Stored data:
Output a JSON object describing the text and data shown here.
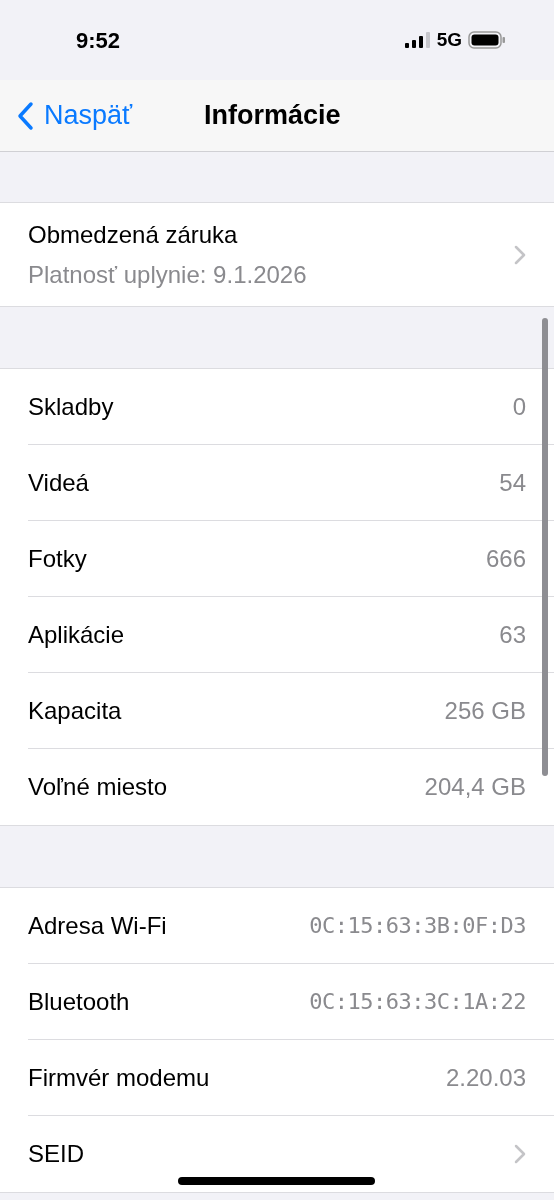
{
  "status_bar": {
    "time": "9:52",
    "network": "5G"
  },
  "nav": {
    "back": "Naspäť",
    "title": "Informácie"
  },
  "warranty": {
    "title": "Obmedzená záruka",
    "subtitle": "Platnosť uplynie: 9.1.2026"
  },
  "sections": [
    {
      "rows": [
        {
          "kind": "value",
          "label": "Skladby",
          "value": "0"
        },
        {
          "kind": "value",
          "label": "Videá",
          "value": "54"
        },
        {
          "kind": "value",
          "label": "Fotky",
          "value": "666"
        },
        {
          "kind": "value",
          "label": "Aplikácie",
          "value": "63"
        },
        {
          "kind": "value",
          "label": "Kapacita",
          "value": "256 GB"
        },
        {
          "kind": "value",
          "label": "Voľné miesto",
          "value": "204,4 GB"
        }
      ]
    },
    {
      "rows": [
        {
          "kind": "mono",
          "label": "Adresa Wi-Fi",
          "value": "0C:15:63:3B:0F:D3"
        },
        {
          "kind": "mono",
          "label": "Bluetooth",
          "value": "0C:15:63:3C:1A:22"
        },
        {
          "kind": "value",
          "label": "Firmvér modemu",
          "value": "2.20.03"
        },
        {
          "kind": "link",
          "label": "SEID"
        }
      ]
    }
  ]
}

→ **Aim**: Only lines that contain the word "label" are wanted; copy each of them.

→ **Answer below**:
          "label": "Skladby",
          "label": "Videá",
          "label": "Fotky",
          "label": "Aplikácie",
          "label": "Kapacita",
          "label": "Voľné miesto",
          "label": "Adresa Wi-Fi",
          "label": "Bluetooth",
          "label": "Firmvér modemu",
          "label": "SEID"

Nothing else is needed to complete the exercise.